*WHAT YOU ARE ASKED TO DO*. Omit the pictures, please, and give each record below again exactly.

[Stored data]
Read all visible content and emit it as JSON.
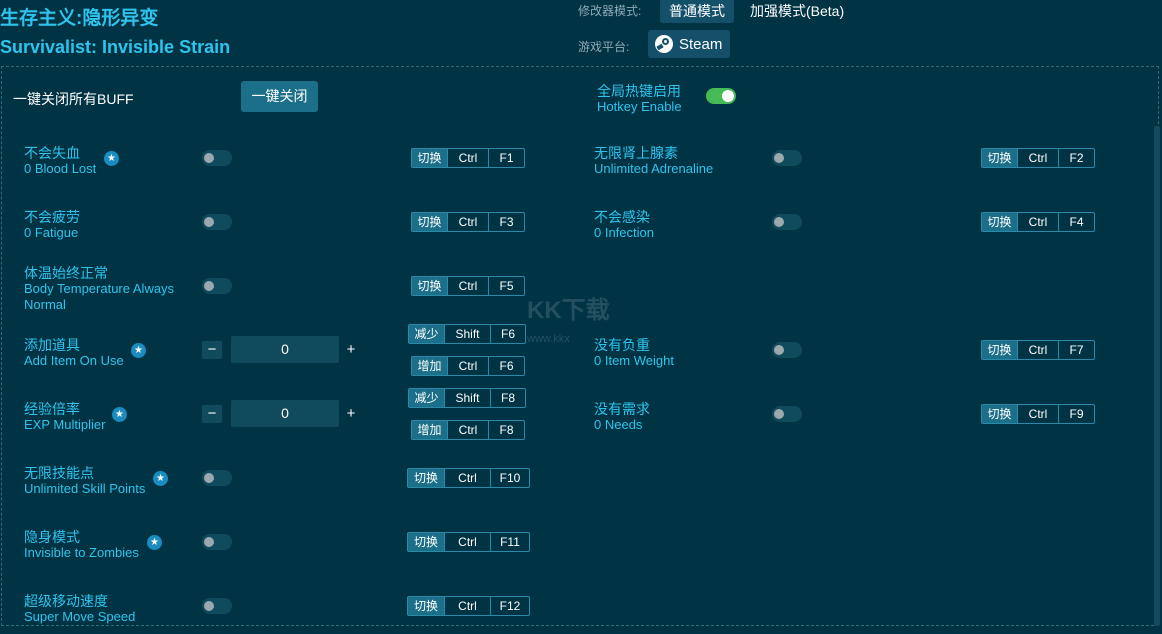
{
  "header": {
    "title_cn": "生存主义:隐形异变",
    "title_en": "Survivalist: Invisible Strain",
    "mode_label": "修改器模式:",
    "mode_normal": "普通模式",
    "mode_beta": "加强模式(Beta)",
    "platform_label": "游戏平台:",
    "platform": "Steam"
  },
  "global": {
    "close_all_label": "一键关闭所有BUFF",
    "close_all_button": "一键关闭",
    "hotkey_enable_cn": "全局热键启用",
    "hotkey_enable_en": "Hotkey Enable",
    "hotkey_enable_on": true
  },
  "watermark": {
    "text": "KK下载",
    "sub": "www.kkx"
  },
  "cheats": [
    {
      "cn": "不会失血",
      "en": "0 Blood Lost",
      "star": true,
      "hotkeys": [
        [
          "切换",
          "Ctrl",
          "F1"
        ]
      ]
    },
    {
      "cn": "不会疲劳",
      "en": "0 Fatigue",
      "star": false,
      "hotkeys": [
        [
          "切换",
          "Ctrl",
          "F3"
        ]
      ]
    },
    {
      "cn": "体温始终正常",
      "en1": "Body Temperature Always",
      "en2": "Normal",
      "star": false,
      "hotkeys": [
        [
          "切换",
          "Ctrl",
          "F5"
        ]
      ]
    },
    {
      "cn": "添加道具",
      "en": "Add Item On Use",
      "star": true,
      "value": "0",
      "hotkeys": [
        [
          "减少",
          "Shift",
          "F6"
        ],
        [
          "增加",
          "Ctrl",
          "F6"
        ]
      ]
    },
    {
      "cn": "经验倍率",
      "en": "EXP Multiplier",
      "star": true,
      "value": "0",
      "hotkeys": [
        [
          "减少",
          "Shift",
          "F8"
        ],
        [
          "增加",
          "Ctrl",
          "F8"
        ]
      ]
    },
    {
      "cn": "无限技能点",
      "en": "Unlimited Skill Points",
      "star": true,
      "hotkeys": [
        [
          "切换",
          "Ctrl",
          "F10"
        ]
      ]
    },
    {
      "cn": "隐身模式",
      "en": "Invisible to Zombies",
      "star": true,
      "hotkeys": [
        [
          "切换",
          "Ctrl",
          "F11"
        ]
      ]
    },
    {
      "cn": "超级移动速度",
      "en": "Super Move Speed",
      "star": false,
      "hotkeys": [
        [
          "切换",
          "Ctrl",
          "F12"
        ]
      ]
    },
    {
      "cn": "无限肾上腺素",
      "en": "Unlimited Adrenaline",
      "star": false,
      "hotkeys": [
        [
          "切换",
          "Ctrl",
          "F2"
        ]
      ]
    },
    {
      "cn": "不会感染",
      "en": "0 Infection",
      "star": false,
      "hotkeys": [
        [
          "切换",
          "Ctrl",
          "F4"
        ]
      ]
    },
    {
      "cn": "没有负重",
      "en": "0 Item Weight",
      "star": false,
      "hotkeys": [
        [
          "切换",
          "Ctrl",
          "F7"
        ]
      ]
    },
    {
      "cn": "没有需求",
      "en": "0 Needs",
      "star": false,
      "hotkeys": [
        [
          "切换",
          "Ctrl",
          "F9"
        ]
      ]
    }
  ]
}
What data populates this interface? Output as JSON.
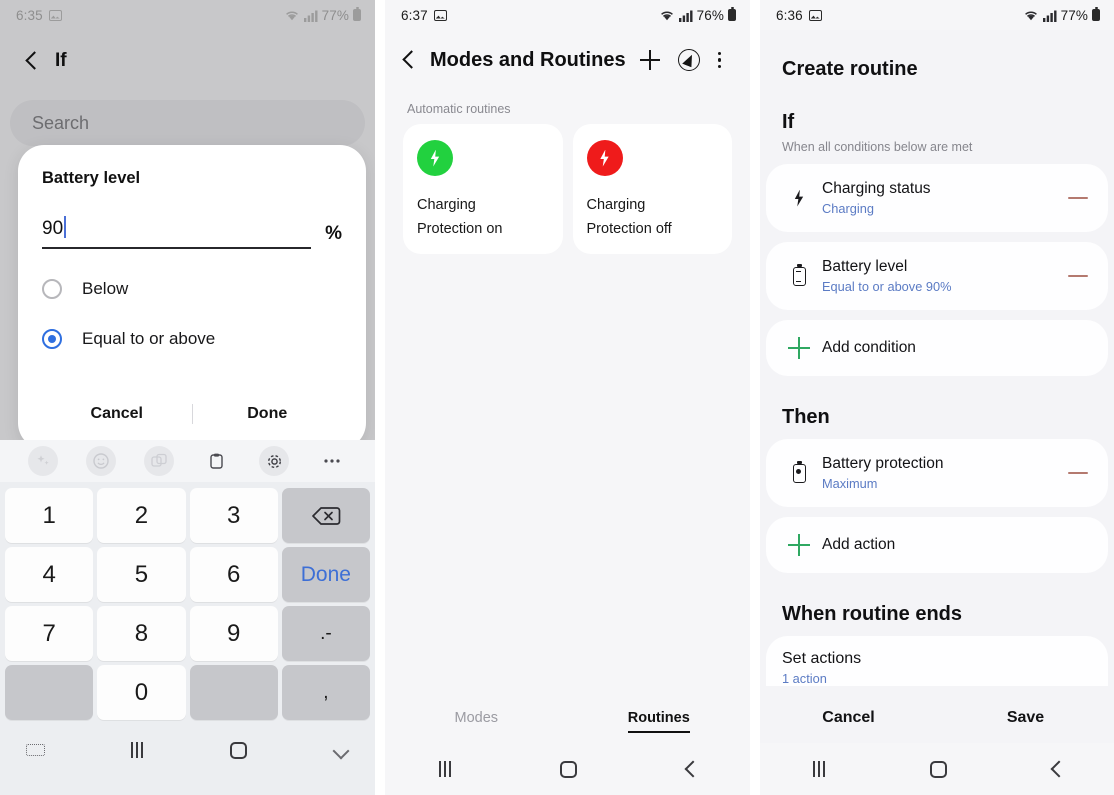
{
  "panel1": {
    "statusbar": {
      "time": "6:35",
      "battery_pct": "77%",
      "icons": [
        "picture-icon",
        "wifi-icon",
        "signal-icon",
        "battery-icon"
      ]
    },
    "appbar": {
      "back": "back-chevron",
      "title": "If"
    },
    "search_placeholder": "Search",
    "dialog": {
      "title": "Battery level",
      "value": "90",
      "unit": "%",
      "options": [
        {
          "label": "Below",
          "selected": false
        },
        {
          "label": "Equal to or above",
          "selected": true
        }
      ],
      "cancel": "Cancel",
      "done": "Done"
    },
    "keyboard": {
      "toolbar_icons": [
        "sparkle-icon",
        "emoji-icon",
        "translate-icon",
        "clipboard-icon",
        "gear-icon",
        "more-icon"
      ],
      "keys": [
        "1",
        "2",
        "3",
        "backspace-icon",
        "4",
        "5",
        "6",
        "Done",
        "7",
        "8",
        "9",
        ".-",
        "",
        "0",
        "",
        ","
      ],
      "done_label": "Done",
      "dot_dash": ".-",
      "comma": ","
    },
    "navbar": [
      "keyboard-hide-icon",
      "recents-icon",
      "home-icon",
      "collapse-keyboard-icon"
    ]
  },
  "panel2": {
    "statusbar": {
      "time": "6:37",
      "battery_pct": "76%"
    },
    "appbar": {
      "title": "Modes and Routines",
      "add": "plus-icon",
      "discover": "compass-icon",
      "more": "kebab-icon"
    },
    "section_label": "Automatic routines",
    "cards": [
      {
        "label_line1": "Charging",
        "label_line2": "Protection on",
        "color": "#22d13f",
        "icon": "bolt-icon"
      },
      {
        "label_line1": "Charging",
        "label_line2": "Protection off",
        "color": "#ef1b1b",
        "icon": "bolt-icon"
      }
    ],
    "tabs": [
      {
        "label": "Modes",
        "active": false
      },
      {
        "label": "Routines",
        "active": true
      }
    ],
    "navbar": [
      "recents-icon",
      "home-icon",
      "back-icon"
    ]
  },
  "panel3": {
    "statusbar": {
      "time": "6:36",
      "battery_pct": "77%"
    },
    "title": "Create routine",
    "if_section": {
      "heading": "If",
      "subtitle": "When all conditions below are met",
      "conditions": [
        {
          "icon": "bolt-icon",
          "title": "Charging status",
          "value": "Charging"
        },
        {
          "icon": "battery-icon",
          "title": "Battery level",
          "value": "Equal to or above 90%"
        }
      ],
      "add_label": "Add condition"
    },
    "then_section": {
      "heading": "Then",
      "actions": [
        {
          "icon": "battery-protection-icon",
          "title": "Battery protection",
          "value": "Maximum"
        }
      ],
      "add_label": "Add action"
    },
    "end_section": {
      "heading": "When routine ends",
      "title": "Set actions",
      "value": "1 action"
    },
    "buttons": {
      "cancel": "Cancel",
      "save": "Save"
    },
    "navbar": [
      "recents-icon",
      "home-icon",
      "back-icon"
    ]
  },
  "colors": {
    "accent_blue": "#2f6fe0",
    "link_blue": "#5b7bc4",
    "green": "#2fa862",
    "minus_red": "#b4796f",
    "card_bg": "#fefeff",
    "panel_bg": "#f4f4f7"
  }
}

*SOLUTION FOR THIS PROBLEM*.
Read all visible content and emit it as JSON.
{
  "header": {
    "title_cn": "生存主义:隐形异变",
    "title_en": "Survivalist: Invisible Strain",
    "mode_label": "修改器模式:",
    "mode_normal": "普通模式",
    "mode_beta": "加强模式(Beta)",
    "platform_label": "游戏平台:",
    "platform": "Steam"
  },
  "global": {
    "close_all_label": "一键关闭所有BUFF",
    "close_all_button": "一键关闭",
    "hotkey_enable_cn": "全局热键启用",
    "hotkey_enable_en": "Hotkey Enable",
    "hotkey_enable_on": true
  },
  "watermark": {
    "text": "KK下载",
    "sub": "www.kkx"
  },
  "cheats": [
    {
      "cn": "不会失血",
      "en": "0 Blood Lost",
      "star": true,
      "hotkeys": [
        [
          "切换",
          "Ctrl",
          "F1"
        ]
      ]
    },
    {
      "cn": "不会疲劳",
      "en": "0 Fatigue",
      "star": false,
      "hotkeys": [
        [
          "切换",
          "Ctrl",
          "F3"
        ]
      ]
    },
    {
      "cn": "体温始终正常",
      "en1": "Body Temperature Always",
      "en2": "Normal",
      "star": false,
      "hotkeys": [
        [
          "切换",
          "Ctrl",
          "F5"
        ]
      ]
    },
    {
      "cn": "添加道具",
      "en": "Add Item On Use",
      "star": true,
      "value": "0",
      "hotkeys": [
        [
          "减少",
          "Shift",
          "F6"
        ],
        [
          "增加",
          "Ctrl",
          "F6"
        ]
      ]
    },
    {
      "cn": "经验倍率",
      "en": "EXP Multiplier",
      "star": true,
      "value": "0",
      "hotkeys": [
        [
          "减少",
          "Shift",
          "F8"
        ],
        [
          "增加",
          "Ctrl",
          "F8"
        ]
      ]
    },
    {
      "cn": "无限技能点",
      "en": "Unlimited Skill Points",
      "star": true,
      "hotkeys": [
        [
          "切换",
          "Ctrl",
          "F10"
        ]
      ]
    },
    {
      "cn": "隐身模式",
      "en": "Invisible to Zombies",
      "star": true,
      "hotkeys": [
        [
          "切换",
          "Ctrl",
          "F11"
        ]
      ]
    },
    {
      "cn": "超级移动速度",
      "en": "Super Move Speed",
      "star": false,
      "hotkeys": [
        [
          "切换",
          "Ctrl",
          "F12"
        ]
      ]
    },
    {
      "cn": "无限肾上腺素",
      "en": "Unlimited Adrenaline",
      "star": false,
      "hotkeys": [
        [
          "切换",
          "Ctrl",
          "F2"
        ]
      ]
    },
    {
      "cn": "不会感染",
      "en": "0 Infection",
      "star": false,
      "hotkeys": [
        [
          "切换",
          "Ctrl",
          "F4"
        ]
      ]
    },
    {
      "cn": "没有负重",
      "en": "0 Item Weight",
      "star": false,
      "hotkeys": [
        [
          "切换",
          "Ctrl",
          "F7"
        ]
      ]
    },
    {
      "cn": "没有需求",
      "en": "0 Needs",
      "star": false,
      "hotkeys": [
        [
          "切换",
          "Ctrl",
          "F9"
        ]
      ]
    }
  ]
}
What data populates this interface? Output as JSON.
{
  "panel1": {
    "statusbar": {
      "time": "6:35",
      "battery_pct": "77%",
      "icons": [
        "picture-icon",
        "wifi-icon",
        "signal-icon",
        "battery-icon"
      ]
    },
    "appbar": {
      "back": "back-chevron",
      "title": "If"
    },
    "search_placeholder": "Search",
    "dialog": {
      "title": "Battery level",
      "value": "90",
      "unit": "%",
      "options": [
        {
          "label": "Below",
          "selected": false
        },
        {
          "label": "Equal to or above",
          "selected": true
        }
      ],
      "cancel": "Cancel",
      "done": "Done"
    },
    "keyboard": {
      "toolbar_icons": [
        "sparkle-icon",
        "emoji-icon",
        "translate-icon",
        "clipboard-icon",
        "gear-icon",
        "more-icon"
      ],
      "keys": [
        "1",
        "2",
        "3",
        "backspace-icon",
        "4",
        "5",
        "6",
        "Done",
        "7",
        "8",
        "9",
        ".-",
        "",
        "0",
        "",
        ","
      ],
      "done_label": "Done",
      "dot_dash": ".-",
      "comma": ","
    },
    "navbar": [
      "keyboard-hide-icon",
      "recents-icon",
      "home-icon",
      "collapse-keyboard-icon"
    ]
  },
  "panel2": {
    "statusbar": {
      "time": "6:37",
      "battery_pct": "76%"
    },
    "appbar": {
      "title": "Modes and Routines",
      "add": "plus-icon",
      "discover": "compass-icon",
      "more": "kebab-icon"
    },
    "section_label": "Automatic routines",
    "cards": [
      {
        "label_line1": "Charging",
        "label_line2": "Protection on",
        "color": "#22d13f",
        "icon": "bolt-icon"
      },
      {
        "label_line1": "Charging",
        "label_line2": "Protection off",
        "color": "#ef1b1b",
        "icon": "bolt-icon"
      }
    ],
    "tabs": [
      {
        "label": "Modes",
        "active": false
      },
      {
        "label": "Routines",
        "active": true
      }
    ],
    "navbar": [
      "recents-icon",
      "home-icon",
      "back-icon"
    ]
  },
  "panel3": {
    "statusbar": {
      "time": "6:36",
      "battery_pct": "77%"
    },
    "title": "Create routine",
    "if_section": {
      "heading": "If",
      "subtitle": "When all conditions below are met",
      "conditions": [
        {
          "icon": "bolt-icon",
          "title": "Charging status",
          "value": "Charging"
        },
        {
          "icon": "battery-icon",
          "title": "Battery level",
          "value": "Equal to or above 90%"
        }
      ],
      "add_label": "Add condition"
    },
    "then_section": {
      "heading": "Then",
      "actions": [
        {
          "icon": "battery-protection-icon",
          "title": "Battery protection",
          "value": "Maximum"
        }
      ],
      "add_label": "Add action"
    },
    "end_section": {
      "heading": "When routine ends",
      "title": "Set actions",
      "value": "1 action"
    },
    "buttons": {
      "cancel": "Cancel",
      "save": "Save"
    },
    "navbar": [
      "recents-icon",
      "home-icon",
      "back-icon"
    ]
  },
  "colors": {
    "accent_blue": "#2f6fe0",
    "link_blue": "#5b7bc4",
    "green": "#2fa862",
    "minus_red": "#b4796f",
    "card_bg": "#fefeff",
    "panel_bg": "#f4f4f7"
  }
}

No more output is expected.